== Texto de origem

A presença dos ENEE no ES é encarada como um "direito, como o de qualquer cidadão" (P1,P5, P6, DC1, DC4, DC5, DUO1, TAS2). Este direito é entendido pela maioria dos docentes como uma "mais-valia" para as instituições de Ensino Superior, por estes estudantes "serem uma lição de vida, por enriquecerem a instituição pela diversidade e por serem uma motivação para os outros estudantes" (P6). Neste reconhecimento, a maioria dos entrevistados afirma estar a trabalhar para garantir o sucesso académico e a inclusão dos ENEE (P4, P5, P3, P6, DC1, DC2, DC3, DC4, DC5, DC6, DUO1, TAS1): "no geral queremos é ajudar" (DC1); "dar resposta positiva a todos os casos que têm aparecido" (DC4); "estamos a fazer com que o aluno não seja esquecido" (P6).
Existe na UAlg uma preocupação destes atores sociais em garantir as condições necessárias para incluir os ENEE (P3, P4, P5, P6, DC3, DC4, TB, TAS2), reconhecendo que "existe o espírito [de inclusão] nesta universidade" (DC4) e que, na sua essência, a afirmação "na minha universidade vive-se a inclusão" é uma realidade, "se bem que nem tudo esteja a funcionar a 100%" (DC3). Os entrevistados referem, contudo, que a inclusão continua dependente, fundamentalmente, da boa vontade dos docentes, e não de uma política concreta (P1, P2, P3), nem sempre existindo os meios e condições adequados para responder às necessidades dos alunos. É neste sentido que o DC3 refere a carência de "recursos físicos, pedagógicos", e ainda "turmas grandes, pouco tempo para trabalhar com estes estudantes, dificuldades de interação com a turma e docentes". Estes resultados são concordantes com muitos estudos que referem não ser suficiente a boa vontade para que a inclusão dos ENEE seja uma realidade e que é necessário ultrapassar barreiras no que se refere às acessibilidades, mas também as barreiras atitudinais e que têm impacto na inclusão destes estudantes (Abu-Hamour, 2013; Berggren et al., 2016; Cabral et al., 2015; Fossey et al., 2017; Gumbi et al., 2015; Venville et al., 2014). Não obstante o esforço em prol da inclusão, reconhece-se que "para a instituição e às vezes para o próprio aluno acaba por ser muito difícil e é frustrante . . . quando o aluno quer fazer uma coisa, mas depois não há como" (DC1), pelo que "há ainda um caminho que temos de percorrer" (DC5).

====

**Conjunto de tarefas**
(1) No texto sobre a inclusão dos ENEE na UAlg, de que continua a depender fundamentalmente a inclusão, segundo os entrevistados?
(2) Por favor, dê continuidade ao texto sobre a inclusão dos ENEE na UAlg, começando logo após a última frase.

== Material fornecido

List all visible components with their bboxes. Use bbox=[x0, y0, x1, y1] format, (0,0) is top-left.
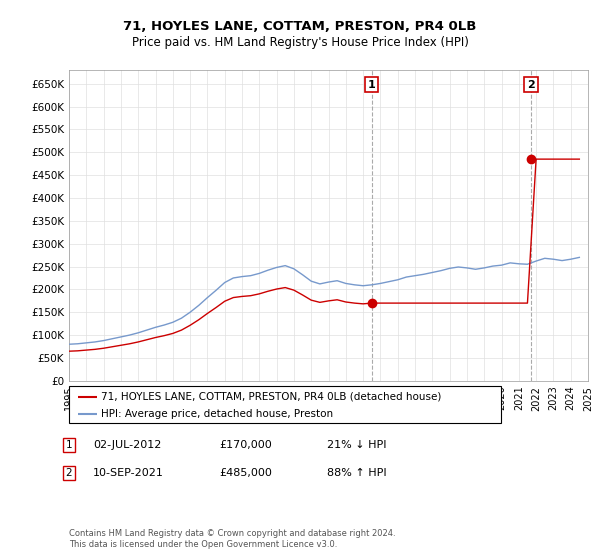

====

**Respostas por tarefa**
(1) Da boa vontade dos docentes, e não de uma política concreta.

(2)
Um dos diretores de curso (DC2) levanta ainda a questão da "adequação do curso ao perfil do estudante com NEE" pelas implicações que tem no seu sucesso, quer académico quer profissional. O problema coloca-se quando a escolha do curso se revela desadequada pelas características e limitações advindas da problemática apresentada pelo estudante, porque por vezes estas revelam-se incompatíveis com o futuro exercício profissional. É o caso da perturbação do espectro do autismo, em particular da síndrome de Asperger, com implicações ao nível da interação social e com uma previsível incompatibilidade no exercício de profissões que obriguem a uma forte interação social, como o ensino e as profissões na área da saúde:
um individuo que deliberadamente assume que não se relaciona com ninguém, é ele que nos diz isto, tem esta consciência… Dizer querer ser radiologista ou psicólogo não me parece acertado! Se calhar… estaria muito melhor noutra área em que não precisasse ter uma relação, se calhar. (DC2)
Importa ainda assinalar que esta preocupação não parece decorrer de uma postura excludente, mas inclusiva, pois como refere ainda o diretor de curso: "não é que eu me queira ver livre do E21, de forma nenhuma, de forma nenhuma . . . mas ele vai ter problemas mais à frente" (DC2).
Na UAlg, a história recente no apoio institucional formal pode explicar por que, apesar do número crescente de ENEE, os entrevistados apresentam a perceção de que a universidade ainda não está totalmente preparada para acolher estes estudantes (P1, P2, P3, DC1, DC3, DC6, DUO1, TAS1, TAS2). Em particular, assinala-se algum desconhecimento dos docentes (P4, P5, P3,P2, P1) e diretores de curso (DC1) sobre o serviço de apoio aos estudantes com NEE, sendo apontada por estes a "falta de serviços de apoio", o que, segundo alguns entrevistados, "implica a necessidade de um apoio mais atento por parte das famílias" (P1, P3 DUO1, DUO3, TAS1).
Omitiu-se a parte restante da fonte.